What you should do:
Using the data below, copy every line that contains the word "OSCILATORIA".

--- START OF Dataset ---

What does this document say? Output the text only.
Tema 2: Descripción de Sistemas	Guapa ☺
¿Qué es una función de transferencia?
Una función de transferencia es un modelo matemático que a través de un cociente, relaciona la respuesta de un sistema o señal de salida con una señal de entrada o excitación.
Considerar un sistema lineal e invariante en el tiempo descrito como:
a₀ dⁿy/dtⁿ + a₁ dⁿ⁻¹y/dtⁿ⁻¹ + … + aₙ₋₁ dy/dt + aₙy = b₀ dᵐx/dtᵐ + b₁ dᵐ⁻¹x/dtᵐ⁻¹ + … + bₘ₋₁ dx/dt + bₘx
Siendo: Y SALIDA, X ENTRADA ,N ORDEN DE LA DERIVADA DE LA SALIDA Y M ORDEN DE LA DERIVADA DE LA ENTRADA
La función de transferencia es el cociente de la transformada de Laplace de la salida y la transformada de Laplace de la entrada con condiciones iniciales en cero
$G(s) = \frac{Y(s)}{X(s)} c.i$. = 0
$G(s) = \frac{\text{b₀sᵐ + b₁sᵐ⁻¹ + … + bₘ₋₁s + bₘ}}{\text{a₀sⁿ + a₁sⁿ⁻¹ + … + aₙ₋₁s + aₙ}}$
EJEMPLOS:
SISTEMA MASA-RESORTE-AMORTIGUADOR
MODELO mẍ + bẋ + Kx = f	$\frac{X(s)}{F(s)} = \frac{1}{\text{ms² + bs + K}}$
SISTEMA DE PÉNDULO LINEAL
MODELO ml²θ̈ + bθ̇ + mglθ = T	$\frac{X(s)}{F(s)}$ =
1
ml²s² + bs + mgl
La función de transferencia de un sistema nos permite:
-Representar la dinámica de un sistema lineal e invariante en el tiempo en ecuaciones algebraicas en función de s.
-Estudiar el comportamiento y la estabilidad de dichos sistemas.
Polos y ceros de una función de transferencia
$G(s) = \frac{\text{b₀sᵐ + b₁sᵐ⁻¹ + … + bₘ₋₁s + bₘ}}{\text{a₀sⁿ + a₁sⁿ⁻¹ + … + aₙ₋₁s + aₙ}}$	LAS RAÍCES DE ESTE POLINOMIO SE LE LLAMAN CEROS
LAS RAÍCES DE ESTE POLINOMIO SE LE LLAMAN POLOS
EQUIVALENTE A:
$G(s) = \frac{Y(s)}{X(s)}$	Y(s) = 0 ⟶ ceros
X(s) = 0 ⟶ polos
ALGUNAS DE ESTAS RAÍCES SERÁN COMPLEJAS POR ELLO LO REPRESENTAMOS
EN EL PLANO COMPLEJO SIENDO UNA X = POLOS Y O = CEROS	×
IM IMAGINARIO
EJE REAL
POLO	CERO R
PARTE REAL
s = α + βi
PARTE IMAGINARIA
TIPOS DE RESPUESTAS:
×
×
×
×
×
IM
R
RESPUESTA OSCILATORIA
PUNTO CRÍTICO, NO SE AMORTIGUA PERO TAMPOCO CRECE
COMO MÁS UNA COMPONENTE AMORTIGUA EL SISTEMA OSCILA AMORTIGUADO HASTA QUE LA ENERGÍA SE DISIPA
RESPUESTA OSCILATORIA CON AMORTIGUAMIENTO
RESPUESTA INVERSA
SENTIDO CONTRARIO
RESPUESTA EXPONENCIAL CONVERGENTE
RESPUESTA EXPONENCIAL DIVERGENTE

--- END OF Dataset ---

Exercise result:
RESPUESTA OSCILATORIA
RESPUESTA OSCILATORIA CON AMORTIGUAMIENTO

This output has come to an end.